-- BEGIN Task material --

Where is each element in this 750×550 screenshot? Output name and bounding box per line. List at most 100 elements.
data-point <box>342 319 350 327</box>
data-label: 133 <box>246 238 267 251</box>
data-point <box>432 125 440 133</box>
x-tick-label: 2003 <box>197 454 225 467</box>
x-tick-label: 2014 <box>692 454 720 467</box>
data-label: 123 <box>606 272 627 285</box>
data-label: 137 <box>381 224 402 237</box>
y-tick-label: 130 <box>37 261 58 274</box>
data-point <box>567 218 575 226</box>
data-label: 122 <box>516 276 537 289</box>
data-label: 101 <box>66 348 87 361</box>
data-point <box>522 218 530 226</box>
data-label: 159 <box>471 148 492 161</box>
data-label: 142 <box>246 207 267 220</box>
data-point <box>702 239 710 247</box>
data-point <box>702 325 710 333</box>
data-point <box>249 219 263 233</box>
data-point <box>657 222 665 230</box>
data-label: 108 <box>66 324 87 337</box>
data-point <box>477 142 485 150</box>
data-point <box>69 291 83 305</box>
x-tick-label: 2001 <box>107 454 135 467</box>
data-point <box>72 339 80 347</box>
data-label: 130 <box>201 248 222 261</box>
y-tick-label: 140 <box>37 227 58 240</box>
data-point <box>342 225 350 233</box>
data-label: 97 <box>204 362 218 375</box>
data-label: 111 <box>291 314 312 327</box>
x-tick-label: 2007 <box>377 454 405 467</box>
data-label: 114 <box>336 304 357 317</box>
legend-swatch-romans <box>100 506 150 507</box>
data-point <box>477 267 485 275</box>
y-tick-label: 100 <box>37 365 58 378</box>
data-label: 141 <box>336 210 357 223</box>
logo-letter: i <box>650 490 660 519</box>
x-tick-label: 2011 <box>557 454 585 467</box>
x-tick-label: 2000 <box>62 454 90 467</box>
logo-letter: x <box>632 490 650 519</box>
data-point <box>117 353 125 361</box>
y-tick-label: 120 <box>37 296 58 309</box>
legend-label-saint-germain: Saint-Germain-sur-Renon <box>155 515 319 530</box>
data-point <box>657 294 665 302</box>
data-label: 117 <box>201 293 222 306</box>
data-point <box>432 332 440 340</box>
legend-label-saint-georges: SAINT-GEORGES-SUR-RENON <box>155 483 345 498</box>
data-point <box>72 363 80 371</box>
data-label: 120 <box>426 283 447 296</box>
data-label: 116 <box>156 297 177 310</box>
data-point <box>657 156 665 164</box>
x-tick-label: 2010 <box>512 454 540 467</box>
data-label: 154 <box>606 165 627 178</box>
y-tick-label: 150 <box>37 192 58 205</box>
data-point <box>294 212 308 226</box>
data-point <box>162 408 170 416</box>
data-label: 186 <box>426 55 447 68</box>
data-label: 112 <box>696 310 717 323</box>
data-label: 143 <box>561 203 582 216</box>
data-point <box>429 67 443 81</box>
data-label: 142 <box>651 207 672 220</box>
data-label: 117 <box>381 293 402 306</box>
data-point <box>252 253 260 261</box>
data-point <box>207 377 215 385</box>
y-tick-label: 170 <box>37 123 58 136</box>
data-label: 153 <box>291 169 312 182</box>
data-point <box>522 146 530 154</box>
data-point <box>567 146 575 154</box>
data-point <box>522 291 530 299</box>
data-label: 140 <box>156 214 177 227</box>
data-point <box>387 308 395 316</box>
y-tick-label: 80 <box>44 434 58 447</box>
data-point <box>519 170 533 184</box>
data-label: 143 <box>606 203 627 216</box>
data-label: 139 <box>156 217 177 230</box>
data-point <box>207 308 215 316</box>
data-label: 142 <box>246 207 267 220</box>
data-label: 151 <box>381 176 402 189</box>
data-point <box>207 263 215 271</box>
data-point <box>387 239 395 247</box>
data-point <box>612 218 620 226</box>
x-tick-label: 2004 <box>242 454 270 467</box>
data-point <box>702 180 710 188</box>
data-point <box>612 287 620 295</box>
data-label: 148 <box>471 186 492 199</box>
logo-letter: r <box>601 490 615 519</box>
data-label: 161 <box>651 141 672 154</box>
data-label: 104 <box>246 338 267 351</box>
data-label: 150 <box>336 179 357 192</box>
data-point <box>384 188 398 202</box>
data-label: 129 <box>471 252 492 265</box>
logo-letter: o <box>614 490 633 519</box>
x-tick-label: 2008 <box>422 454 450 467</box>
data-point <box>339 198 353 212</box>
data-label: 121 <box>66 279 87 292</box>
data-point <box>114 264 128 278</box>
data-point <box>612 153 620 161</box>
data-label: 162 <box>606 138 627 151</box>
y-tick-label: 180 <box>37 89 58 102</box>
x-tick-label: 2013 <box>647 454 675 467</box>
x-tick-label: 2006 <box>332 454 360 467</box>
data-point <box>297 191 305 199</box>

-- END Task material --

▶ [Task directions]: Copy every line of the records above word for word, keeping the original order.

▶ [Task output]:
Where is each element in this 750×550 screenshot? Output name and bounding box per line. List at most 100 elements.
data-point <box>342 319 350 327</box>
data-label: 133 <box>246 238 267 251</box>
data-point <box>432 125 440 133</box>
x-tick-label: 2003 <box>197 454 225 467</box>
x-tick-label: 2014 <box>692 454 720 467</box>
data-label: 123 <box>606 272 627 285</box>
data-label: 137 <box>381 224 402 237</box>
y-tick-label: 130 <box>37 261 58 274</box>
data-point <box>567 218 575 226</box>
data-label: 122 <box>516 276 537 289</box>
data-label: 101 <box>66 348 87 361</box>
data-point <box>522 218 530 226</box>
data-label: 159 <box>471 148 492 161</box>
data-label: 142 <box>246 207 267 220</box>
data-point <box>702 239 710 247</box>
data-point <box>702 325 710 333</box>
data-point <box>249 219 263 233</box>
data-point <box>657 222 665 230</box>
data-label: 108 <box>66 324 87 337</box>
data-point <box>477 142 485 150</box>
data-point <box>69 291 83 305</box>
x-tick-label: 2001 <box>107 454 135 467</box>
data-point <box>72 339 80 347</box>
data-label: 130 <box>201 248 222 261</box>
y-tick-label: 140 <box>37 227 58 240</box>
data-point <box>342 225 350 233</box>
data-label: 97 <box>204 362 218 375</box>
data-label: 111 <box>291 314 312 327</box>
x-tick-label: 2007 <box>377 454 405 467</box>
data-label: 114 <box>336 304 357 317</box>
legend-swatch-romans <box>100 506 150 507</box>
data-point <box>477 267 485 275</box>
y-tick-label: 100 <box>37 365 58 378</box>
data-label: 141 <box>336 210 357 223</box>
logo-letter: i <box>650 490 660 519</box>
x-tick-label: 2011 <box>557 454 585 467</box>
x-tick-label: 2000 <box>62 454 90 467</box>
logo-letter: x <box>632 490 650 519</box>
data-point <box>117 353 125 361</box>
y-tick-label: 120 <box>37 296 58 309</box>
legend-label-saint-germain: Saint-Germain-sur-Renon <box>155 515 319 530</box>
data-point <box>657 294 665 302</box>
data-label: 117 <box>201 293 222 306</box>
data-point <box>432 332 440 340</box>
legend-label-saint-georges: SAINT-GEORGES-SUR-RENON <box>155 483 345 498</box>
data-point <box>72 363 80 371</box>
data-label: 120 <box>426 283 447 296</box>
data-label: 116 <box>156 297 177 310</box>
data-point <box>657 156 665 164</box>
x-tick-label: 2010 <box>512 454 540 467</box>
data-label: 154 <box>606 165 627 178</box>
y-tick-label: 150 <box>37 192 58 205</box>
data-point <box>294 212 308 226</box>
data-point <box>162 408 170 416</box>
data-label: 186 <box>426 55 447 68</box>
data-label: 112 <box>696 310 717 323</box>
data-label: 143 <box>561 203 582 216</box>
data-point <box>429 67 443 81</box>
data-label: 142 <box>651 207 672 220</box>
data-label: 117 <box>381 293 402 306</box>
data-point <box>252 253 260 261</box>
data-point <box>207 377 215 385</box>
y-tick-label: 170 <box>37 123 58 136</box>
data-label: 153 <box>291 169 312 182</box>
data-point <box>522 146 530 154</box>
data-point <box>567 146 575 154</box>
data-point <box>522 291 530 299</box>
data-label: 140 <box>156 214 177 227</box>
data-point <box>387 308 395 316</box>
y-tick-label: 80 <box>44 434 58 447</box>
data-point <box>519 170 533 184</box>
data-label: 143 <box>606 203 627 216</box>
data-label: 139 <box>156 217 177 230</box>
data-point <box>207 308 215 316</box>
data-label: 142 <box>246 207 267 220</box>
data-label: 151 <box>381 176 402 189</box>
data-point <box>207 263 215 271</box>
data-point <box>387 239 395 247</box>
data-point <box>612 218 620 226</box>
x-tick-label: 2004 <box>242 454 270 467</box>
data-point <box>702 180 710 188</box>
data-point <box>612 287 620 295</box>
data-label: 148 <box>471 186 492 199</box>
logo-letter: r <box>601 490 615 519</box>
data-label: 161 <box>651 141 672 154</box>
data-label: 104 <box>246 338 267 351</box>
data-label: 150 <box>336 179 357 192</box>
data-point <box>384 188 398 202</box>
data-label: 129 <box>471 252 492 265</box>
logo-letter: o <box>614 490 633 519</box>
x-tick-label: 2008 <box>422 454 450 467</box>
data-point <box>339 198 353 212</box>
data-label: 121 <box>66 279 87 292</box>
data-point <box>114 264 128 278</box>
data-point <box>612 153 620 161</box>
data-label: 162 <box>606 138 627 151</box>
y-tick-label: 180 <box>37 89 58 102</box>
x-tick-label: 2013 <box>647 454 675 467</box>
x-tick-label: 2006 <box>332 454 360 467</box>
data-point <box>297 191 305 199</box>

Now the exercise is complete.